** Start INPUT DATA **
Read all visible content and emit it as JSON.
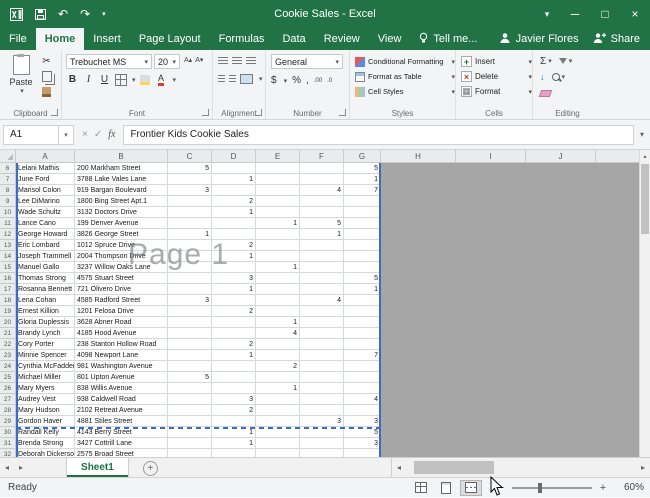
{
  "title_bar": {
    "title": "Cookie Sales - Excel"
  },
  "ribbon_tabs": [
    {
      "label": "File",
      "active": false
    },
    {
      "label": "Home",
      "active": true
    },
    {
      "label": "Insert",
      "active": false
    },
    {
      "label": "Page Layout",
      "active": false
    },
    {
      "label": "Formulas",
      "active": false
    },
    {
      "label": "Data",
      "active": false
    },
    {
      "label": "Review",
      "active": false
    },
    {
      "label": "View",
      "active": false
    }
  ],
  "tell_me": "Tell me...",
  "user_name": "Javier Flores",
  "share_label": "Share",
  "ribbon": {
    "clipboard": {
      "label": "Clipboard",
      "paste_label": "Paste"
    },
    "font": {
      "label": "Font",
      "font_name": "Trebuchet MS",
      "font_size": "20"
    },
    "alignment": {
      "label": "Alignment"
    },
    "number": {
      "label": "Number",
      "format": "General"
    },
    "styles": {
      "label": "Styles",
      "items": [
        "Conditional Formatting",
        "Format as Table",
        "Cell Styles"
      ]
    },
    "cells": {
      "label": "Cells",
      "items": [
        "Insert",
        "Delete",
        "Format"
      ]
    },
    "editing": {
      "label": "Editing"
    }
  },
  "formula_bar": {
    "name_box": "A1",
    "formula": "Frontier Kids Cookie Sales"
  },
  "sheet": {
    "columns": [
      "A",
      "B",
      "C",
      "D",
      "E",
      "F",
      "G",
      "H",
      "I",
      "J"
    ],
    "watermark": "Page 1",
    "page_break_after_row": 29,
    "rows": [
      {
        "n": 6,
        "cells": [
          "Lelani Mathis",
          "200 Markham Street",
          "5",
          "",
          "",
          "",
          "5"
        ]
      },
      {
        "n": 7,
        "cells": [
          "June Ford",
          "3788 Lake Vales Lane",
          "",
          "1",
          "",
          "",
          "1"
        ]
      },
      {
        "n": 8,
        "cells": [
          "Marisol Colon",
          "919 Bargan Boulevard",
          "3",
          "",
          "",
          "4",
          "7"
        ]
      },
      {
        "n": 9,
        "cells": [
          "Lee DiMarino",
          "1800 Bing Street Apt.1",
          "",
          "2",
          "",
          "",
          ""
        ]
      },
      {
        "n": 10,
        "cells": [
          "Wade Schultz",
          "3132 Doctors Drive",
          "",
          "1",
          "",
          "",
          ""
        ]
      },
      {
        "n": 11,
        "cells": [
          "Lance Cano",
          "199 Denver Avenue",
          "",
          "",
          "1",
          "5",
          ""
        ]
      },
      {
        "n": 12,
        "cells": [
          "George Howard",
          "3826 George Street",
          "1",
          "",
          "",
          "1",
          ""
        ]
      },
      {
        "n": 13,
        "cells": [
          "Eric Lombard",
          "1012 Spruce Drive",
          "",
          "2",
          "",
          "",
          ""
        ]
      },
      {
        "n": 14,
        "cells": [
          "Joseph Trammell",
          "2004 Thompson Drive",
          "",
          "1",
          "",
          "",
          ""
        ]
      },
      {
        "n": 15,
        "cells": [
          "Manuel Gallo",
          "3237 Willow Oaks Lane",
          "",
          "",
          "1",
          "",
          ""
        ]
      },
      {
        "n": 16,
        "cells": [
          "Thomas Strong",
          "4575 Stuart Street",
          "",
          "3",
          "",
          "",
          "5"
        ]
      },
      {
        "n": 17,
        "cells": [
          "Rosanna Bennett",
          "721 Olivero Drive",
          "",
          "1",
          "",
          "",
          "1"
        ]
      },
      {
        "n": 18,
        "cells": [
          "Lena Cohan",
          "4585 Radford Street",
          "3",
          "",
          "",
          "4",
          ""
        ]
      },
      {
        "n": 19,
        "cells": [
          "Ernest Killion",
          "1201 Felosa Drive",
          "",
          "2",
          "",
          "",
          ""
        ]
      },
      {
        "n": 20,
        "cells": [
          "Gloria Duplessis",
          "3628 Abner Road",
          "",
          "",
          "1",
          "",
          ""
        ]
      },
      {
        "n": 21,
        "cells": [
          "Brandy Lynch",
          "4185 Hood Avenue",
          "",
          "",
          "4",
          "",
          ""
        ]
      },
      {
        "n": 22,
        "cells": [
          "Cory Porter",
          "238 Stanton Hollow Road",
          "",
          "2",
          "",
          "",
          ""
        ]
      },
      {
        "n": 23,
        "cells": [
          "Minnie Spencer",
          "4098 Newport Lane",
          "",
          "1",
          "",
          "",
          "7"
        ]
      },
      {
        "n": 24,
        "cells": [
          "Cynthia McFadden",
          "981 Washington Avenue",
          "",
          "",
          "2",
          "",
          ""
        ]
      },
      {
        "n": 25,
        "cells": [
          "Michael Miller",
          "801 Upton Avenue",
          "5",
          "",
          "",
          "",
          ""
        ]
      },
      {
        "n": 26,
        "cells": [
          "Mary Myers",
          "838 Willis Avenue",
          "",
          "",
          "1",
          "",
          ""
        ]
      },
      {
        "n": 27,
        "cells": [
          "Audrey Vest",
          "938 Caldwell Road",
          "",
          "3",
          "",
          "",
          "4"
        ]
      },
      {
        "n": 28,
        "cells": [
          "Mary Hudson",
          "2102 Retreat Avenue",
          "",
          "2",
          "",
          "",
          ""
        ]
      },
      {
        "n": 29,
        "cells": [
          "Gordon Haver",
          "4881 Stiles Street",
          "",
          "",
          "",
          "3",
          "3"
        ]
      },
      {
        "n": 30,
        "cells": [
          "Randall Kelly",
          "4143 Berry Street",
          "",
          "1",
          "",
          "",
          "5"
        ]
      },
      {
        "n": 31,
        "cells": [
          "Brenda Strong",
          "3427 Cottrill Lane",
          "",
          "1",
          "",
          "",
          "3"
        ]
      },
      {
        "n": 32,
        "cells": [
          "Deborah Dickerson",
          "2575 Broad Street",
          "",
          "",
          "",
          "",
          ""
        ]
      }
    ]
  },
  "sheet_tabs": {
    "active": "Sheet1"
  },
  "status_bar": {
    "status": "Ready",
    "zoom": "60%"
  },
  "icons": {
    "excel": "X",
    "undo": "↶",
    "redo": "↷",
    "minimize": "─",
    "maximize": "□",
    "close": "×",
    "dropdown": "▾",
    "cut": "✂",
    "bold": "B",
    "italic": "I",
    "underline": "U",
    "font_a": "A",
    "grow_font": "A▴",
    "shrink_font": "A▾",
    "dollar": "$",
    "percent": "%",
    "comma": ",",
    "dec_inc": ".00",
    "dec_dec": ".0",
    "sum": "Σ",
    "fill": "↓",
    "insert_plus": "+",
    "delete_x": "×",
    "format_box": "▦",
    "cancel": "×",
    "enter": "✓",
    "fx": "fx",
    "chevron": "▾",
    "nav_left": "◂",
    "nav_right": "▸",
    "add": "+",
    "scroll_left": "◂",
    "scroll_right": "▸",
    "scroll_up": "▴",
    "zoom_out": "−",
    "zoom_in": "+"
  },
  "colors": {
    "accent_green": "#217346",
    "page_break_blue": "#3a6bc9",
    "outside_area_gray": "#a6a6a6"
  }
}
** End INPUT DATA **
TO DO: Write out the listing above exactly as it stands, pictures excluded.

WRITTEN ANSWER:
Read all visible content and emit it as JSON.
{
  "title_bar": {
    "title": "Cookie Sales - Excel"
  },
  "ribbon_tabs": [
    {
      "label": "File",
      "active": false
    },
    {
      "label": "Home",
      "active": true
    },
    {
      "label": "Insert",
      "active": false
    },
    {
      "label": "Page Layout",
      "active": false
    },
    {
      "label": "Formulas",
      "active": false
    },
    {
      "label": "Data",
      "active": false
    },
    {
      "label": "Review",
      "active": false
    },
    {
      "label": "View",
      "active": false
    }
  ],
  "tell_me": "Tell me...",
  "user_name": "Javier Flores",
  "share_label": "Share",
  "ribbon": {
    "clipboard": {
      "label": "Clipboard",
      "paste_label": "Paste"
    },
    "font": {
      "label": "Font",
      "font_name": "Trebuchet MS",
      "font_size": "20"
    },
    "alignment": {
      "label": "Alignment"
    },
    "number": {
      "label": "Number",
      "format": "General"
    },
    "styles": {
      "label": "Styles",
      "items": [
        "Conditional Formatting",
        "Format as Table",
        "Cell Styles"
      ]
    },
    "cells": {
      "label": "Cells",
      "items": [
        "Insert",
        "Delete",
        "Format"
      ]
    },
    "editing": {
      "label": "Editing"
    }
  },
  "formula_bar": {
    "name_box": "A1",
    "formula": "Frontier Kids Cookie Sales"
  },
  "sheet": {
    "columns": [
      "A",
      "B",
      "C",
      "D",
      "E",
      "F",
      "G",
      "H",
      "I",
      "J"
    ],
    "watermark": "Page 1",
    "page_break_after_row": 29,
    "rows": [
      {
        "n": 6,
        "cells": [
          "Lelani Mathis",
          "200 Markham Street",
          "5",
          "",
          "",
          "",
          "5"
        ]
      },
      {
        "n": 7,
        "cells": [
          "June Ford",
          "3788 Lake Vales Lane",
          "",
          "1",
          "",
          "",
          "1"
        ]
      },
      {
        "n": 8,
        "cells": [
          "Marisol Colon",
          "919 Bargan Boulevard",
          "3",
          "",
          "",
          "4",
          "7"
        ]
      },
      {
        "n": 9,
        "cells": [
          "Lee DiMarino",
          "1800 Bing Street Apt.1",
          "",
          "2",
          "",
          "",
          ""
        ]
      },
      {
        "n": 10,
        "cells": [
          "Wade Schultz",
          "3132 Doctors Drive",
          "",
          "1",
          "",
          "",
          ""
        ]
      },
      {
        "n": 11,
        "cells": [
          "Lance Cano",
          "199 Denver Avenue",
          "",
          "",
          "1",
          "5",
          ""
        ]
      },
      {
        "n": 12,
        "cells": [
          "George Howard",
          "3826 George Street",
          "1",
          "",
          "",
          "1",
          ""
        ]
      },
      {
        "n": 13,
        "cells": [
          "Eric Lombard",
          "1012 Spruce Drive",
          "",
          "2",
          "",
          "",
          ""
        ]
      },
      {
        "n": 14,
        "cells": [
          "Joseph Trammell",
          "2004 Thompson Drive",
          "",
          "1",
          "",
          "",
          ""
        ]
      },
      {
        "n": 15,
        "cells": [
          "Manuel Gallo",
          "3237 Willow Oaks Lane",
          "",
          "",
          "1",
          "",
          ""
        ]
      },
      {
        "n": 16,
        "cells": [
          "Thomas Strong",
          "4575 Stuart Street",
          "",
          "3",
          "",
          "",
          "5"
        ]
      },
      {
        "n": 17,
        "cells": [
          "Rosanna Bennett",
          "721 Olivero Drive",
          "",
          "1",
          "",
          "",
          "1"
        ]
      },
      {
        "n": 18,
        "cells": [
          "Lena Cohan",
          "4585 Radford Street",
          "3",
          "",
          "",
          "4",
          ""
        ]
      },
      {
        "n": 19,
        "cells": [
          "Ernest Killion",
          "1201 Felosa Drive",
          "",
          "2",
          "",
          "",
          ""
        ]
      },
      {
        "n": 20,
        "cells": [
          "Gloria Duplessis",
          "3628 Abner Road",
          "",
          "",
          "1",
          "",
          ""
        ]
      },
      {
        "n": 21,
        "cells": [
          "Brandy Lynch",
          "4185 Hood Avenue",
          "",
          "",
          "4",
          "",
          ""
        ]
      },
      {
        "n": 22,
        "cells": [
          "Cory Porter",
          "238 Stanton Hollow Road",
          "",
          "2",
          "",
          "",
          ""
        ]
      },
      {
        "n": 23,
        "cells": [
          "Minnie Spencer",
          "4098 Newport Lane",
          "",
          "1",
          "",
          "",
          "7"
        ]
      },
      {
        "n": 24,
        "cells": [
          "Cynthia McFadden",
          "981 Washington Avenue",
          "",
          "",
          "2",
          "",
          ""
        ]
      },
      {
        "n": 25,
        "cells": [
          "Michael Miller",
          "801 Upton Avenue",
          "5",
          "",
          "",
          "",
          ""
        ]
      },
      {
        "n": 26,
        "cells": [
          "Mary Myers",
          "838 Willis Avenue",
          "",
          "",
          "1",
          "",
          ""
        ]
      },
      {
        "n": 27,
        "cells": [
          "Audrey Vest",
          "938 Caldwell Road",
          "",
          "3",
          "",
          "",
          "4"
        ]
      },
      {
        "n": 28,
        "cells": [
          "Mary Hudson",
          "2102 Retreat Avenue",
          "",
          "2",
          "",
          "",
          ""
        ]
      },
      {
        "n": 29,
        "cells": [
          "Gordon Haver",
          "4881 Stiles Street",
          "",
          "",
          "",
          "3",
          "3"
        ]
      },
      {
        "n": 30,
        "cells": [
          "Randall Kelly",
          "4143 Berry Street",
          "",
          "1",
          "",
          "",
          "5"
        ]
      },
      {
        "n": 31,
        "cells": [
          "Brenda Strong",
          "3427 Cottrill Lane",
          "",
          "1",
          "",
          "",
          "3"
        ]
      },
      {
        "n": 32,
        "cells": [
          "Deborah Dickerson",
          "2575 Broad Street",
          "",
          "",
          "",
          "",
          ""
        ]
      }
    ]
  },
  "sheet_tabs": {
    "active": "Sheet1"
  },
  "status_bar": {
    "status": "Ready",
    "zoom": "60%"
  },
  "icons": {
    "excel": "X",
    "undo": "↶",
    "redo": "↷",
    "minimize": "─",
    "maximize": "□",
    "close": "×",
    "dropdown": "▾",
    "cut": "✂",
    "bold": "B",
    "italic": "I",
    "underline": "U",
    "font_a": "A",
    "grow_font": "A▴",
    "shrink_font": "A▾",
    "dollar": "$",
    "percent": "%",
    "comma": ",",
    "dec_inc": ".00",
    "dec_dec": ".0",
    "sum": "Σ",
    "fill": "↓",
    "insert_plus": "+",
    "delete_x": "×",
    "format_box": "▦",
    "cancel": "×",
    "enter": "✓",
    "fx": "fx",
    "chevron": "▾",
    "nav_left": "◂",
    "nav_right": "▸",
    "add": "+",
    "scroll_left": "◂",
    "scroll_right": "▸",
    "scroll_up": "▴",
    "zoom_out": "−",
    "zoom_in": "+"
  },
  "colors": {
    "accent_green": "#217346",
    "page_break_blue": "#3a6bc9",
    "outside_area_gray": "#a6a6a6"
  }
}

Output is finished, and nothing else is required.